# Start of Supplied material
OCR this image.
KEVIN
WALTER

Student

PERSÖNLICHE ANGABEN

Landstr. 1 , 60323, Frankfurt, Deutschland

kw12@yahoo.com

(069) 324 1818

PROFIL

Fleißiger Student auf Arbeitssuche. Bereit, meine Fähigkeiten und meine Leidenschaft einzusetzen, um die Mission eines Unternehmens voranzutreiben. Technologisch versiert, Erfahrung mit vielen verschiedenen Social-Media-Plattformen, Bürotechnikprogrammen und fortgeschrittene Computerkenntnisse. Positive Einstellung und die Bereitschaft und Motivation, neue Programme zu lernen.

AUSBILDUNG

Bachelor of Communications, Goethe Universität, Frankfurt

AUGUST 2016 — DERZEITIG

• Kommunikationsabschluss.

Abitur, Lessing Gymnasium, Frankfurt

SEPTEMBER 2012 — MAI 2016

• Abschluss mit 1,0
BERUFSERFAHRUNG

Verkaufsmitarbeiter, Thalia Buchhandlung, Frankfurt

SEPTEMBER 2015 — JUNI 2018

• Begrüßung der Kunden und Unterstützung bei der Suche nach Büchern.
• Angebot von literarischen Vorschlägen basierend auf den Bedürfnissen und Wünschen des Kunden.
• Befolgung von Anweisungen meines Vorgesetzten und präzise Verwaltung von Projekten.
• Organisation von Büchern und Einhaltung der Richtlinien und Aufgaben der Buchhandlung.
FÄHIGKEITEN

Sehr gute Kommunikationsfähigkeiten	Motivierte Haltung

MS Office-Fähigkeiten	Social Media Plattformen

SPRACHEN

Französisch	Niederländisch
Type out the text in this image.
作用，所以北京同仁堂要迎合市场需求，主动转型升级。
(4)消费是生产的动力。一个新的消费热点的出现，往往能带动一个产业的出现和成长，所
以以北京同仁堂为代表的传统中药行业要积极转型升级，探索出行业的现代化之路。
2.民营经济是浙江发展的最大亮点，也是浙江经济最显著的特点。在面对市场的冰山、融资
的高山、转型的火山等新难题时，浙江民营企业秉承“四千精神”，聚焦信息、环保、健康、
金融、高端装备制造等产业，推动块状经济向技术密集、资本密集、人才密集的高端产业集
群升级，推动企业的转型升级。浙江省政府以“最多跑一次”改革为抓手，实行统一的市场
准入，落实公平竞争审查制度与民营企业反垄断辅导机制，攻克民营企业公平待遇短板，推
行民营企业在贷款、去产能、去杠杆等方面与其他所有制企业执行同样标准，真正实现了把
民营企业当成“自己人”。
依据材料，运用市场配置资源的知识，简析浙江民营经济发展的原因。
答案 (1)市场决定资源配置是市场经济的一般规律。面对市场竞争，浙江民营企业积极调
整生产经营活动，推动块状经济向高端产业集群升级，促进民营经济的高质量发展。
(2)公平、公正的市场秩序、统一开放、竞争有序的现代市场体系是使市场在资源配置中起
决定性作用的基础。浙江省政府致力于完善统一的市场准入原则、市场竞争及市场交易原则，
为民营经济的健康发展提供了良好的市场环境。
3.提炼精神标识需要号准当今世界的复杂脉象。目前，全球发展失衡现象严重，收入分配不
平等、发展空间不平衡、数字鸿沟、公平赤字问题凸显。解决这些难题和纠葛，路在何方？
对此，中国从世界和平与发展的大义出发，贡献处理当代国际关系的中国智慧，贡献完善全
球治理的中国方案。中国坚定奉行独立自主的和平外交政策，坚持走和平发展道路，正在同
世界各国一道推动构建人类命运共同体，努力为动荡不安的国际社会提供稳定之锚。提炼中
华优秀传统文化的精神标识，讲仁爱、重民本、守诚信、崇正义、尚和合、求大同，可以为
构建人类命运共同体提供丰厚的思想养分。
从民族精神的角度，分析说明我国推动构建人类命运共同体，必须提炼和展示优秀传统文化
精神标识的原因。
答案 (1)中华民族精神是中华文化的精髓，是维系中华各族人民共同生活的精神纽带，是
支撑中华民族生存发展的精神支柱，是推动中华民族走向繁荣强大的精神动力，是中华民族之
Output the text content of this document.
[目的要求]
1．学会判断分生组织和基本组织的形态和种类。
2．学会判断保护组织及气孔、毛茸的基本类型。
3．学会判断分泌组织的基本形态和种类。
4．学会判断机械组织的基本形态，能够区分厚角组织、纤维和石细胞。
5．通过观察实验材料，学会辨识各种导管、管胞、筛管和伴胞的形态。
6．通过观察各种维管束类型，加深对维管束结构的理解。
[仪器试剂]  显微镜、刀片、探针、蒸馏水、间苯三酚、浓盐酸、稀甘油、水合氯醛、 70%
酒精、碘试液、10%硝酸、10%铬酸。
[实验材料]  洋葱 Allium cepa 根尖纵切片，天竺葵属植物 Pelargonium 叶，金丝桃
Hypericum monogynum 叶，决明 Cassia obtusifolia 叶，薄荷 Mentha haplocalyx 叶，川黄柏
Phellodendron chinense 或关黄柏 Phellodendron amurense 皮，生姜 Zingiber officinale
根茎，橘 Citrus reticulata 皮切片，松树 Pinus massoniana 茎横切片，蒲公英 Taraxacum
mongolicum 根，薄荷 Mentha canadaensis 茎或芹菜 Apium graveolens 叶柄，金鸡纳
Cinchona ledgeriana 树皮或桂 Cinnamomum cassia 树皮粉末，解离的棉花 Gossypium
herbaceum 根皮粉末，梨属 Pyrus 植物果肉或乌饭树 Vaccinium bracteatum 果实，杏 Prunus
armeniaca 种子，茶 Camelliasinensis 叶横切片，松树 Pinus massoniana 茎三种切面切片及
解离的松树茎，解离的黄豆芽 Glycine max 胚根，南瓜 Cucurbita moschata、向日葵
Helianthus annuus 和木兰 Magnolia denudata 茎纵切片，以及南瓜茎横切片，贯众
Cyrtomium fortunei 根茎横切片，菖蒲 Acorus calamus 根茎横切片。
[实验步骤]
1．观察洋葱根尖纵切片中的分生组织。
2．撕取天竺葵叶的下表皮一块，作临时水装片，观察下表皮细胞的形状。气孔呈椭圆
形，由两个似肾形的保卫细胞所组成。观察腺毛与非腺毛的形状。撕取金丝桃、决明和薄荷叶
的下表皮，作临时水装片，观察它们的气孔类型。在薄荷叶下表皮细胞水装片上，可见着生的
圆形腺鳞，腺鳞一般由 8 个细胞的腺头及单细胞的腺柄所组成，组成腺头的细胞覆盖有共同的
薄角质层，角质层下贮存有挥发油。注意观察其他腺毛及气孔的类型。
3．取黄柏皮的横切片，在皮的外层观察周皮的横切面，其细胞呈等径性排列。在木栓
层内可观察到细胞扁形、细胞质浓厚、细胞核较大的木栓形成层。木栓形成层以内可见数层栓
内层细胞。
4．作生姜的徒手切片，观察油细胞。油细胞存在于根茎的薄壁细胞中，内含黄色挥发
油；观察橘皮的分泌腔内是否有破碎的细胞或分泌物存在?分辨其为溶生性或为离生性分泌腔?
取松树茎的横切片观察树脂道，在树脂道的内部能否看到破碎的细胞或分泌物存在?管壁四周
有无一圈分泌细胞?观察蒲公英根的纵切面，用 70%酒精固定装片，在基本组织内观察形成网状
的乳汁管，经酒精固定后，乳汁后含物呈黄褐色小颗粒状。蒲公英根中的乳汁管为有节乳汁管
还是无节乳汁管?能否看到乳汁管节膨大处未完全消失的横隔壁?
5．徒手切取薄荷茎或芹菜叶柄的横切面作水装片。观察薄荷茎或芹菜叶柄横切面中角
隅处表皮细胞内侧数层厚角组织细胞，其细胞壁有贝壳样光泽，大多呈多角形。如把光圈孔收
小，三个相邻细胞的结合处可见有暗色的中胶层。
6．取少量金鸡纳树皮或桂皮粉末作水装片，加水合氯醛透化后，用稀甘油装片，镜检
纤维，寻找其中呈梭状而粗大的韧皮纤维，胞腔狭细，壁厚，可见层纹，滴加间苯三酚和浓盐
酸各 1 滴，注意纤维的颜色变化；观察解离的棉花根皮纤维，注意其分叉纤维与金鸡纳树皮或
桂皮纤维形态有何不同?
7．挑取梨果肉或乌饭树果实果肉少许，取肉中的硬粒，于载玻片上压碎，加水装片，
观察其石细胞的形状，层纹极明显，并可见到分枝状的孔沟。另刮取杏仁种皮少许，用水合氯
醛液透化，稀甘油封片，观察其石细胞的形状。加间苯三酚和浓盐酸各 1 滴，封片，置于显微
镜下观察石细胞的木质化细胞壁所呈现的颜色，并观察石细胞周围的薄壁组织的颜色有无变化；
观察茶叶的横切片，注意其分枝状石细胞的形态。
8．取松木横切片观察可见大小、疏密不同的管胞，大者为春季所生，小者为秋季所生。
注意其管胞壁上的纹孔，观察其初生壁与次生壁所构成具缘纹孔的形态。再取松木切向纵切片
# End of Supplied material
_Task_
List each line of the records that holds the string "Social".

_Final result_
Fleißiger Student auf Arbeitssuche. Bereit, meine Fähigkeiten und meine Leidenschaft einzusetzen, um die Mission eines Unternehmens voranzutreiben. Technologisch versiert, Erfahrung mit vielen verschiedenen Social-Media-Plattformen, Bürotechnikprogrammen und fortgeschrittene Computerkenntnisse. Positive Einstellung und die Bereitschaft und Motivation, neue Programme zu lernen.
MS Office-Fähigkeiten	Social Media Plattformen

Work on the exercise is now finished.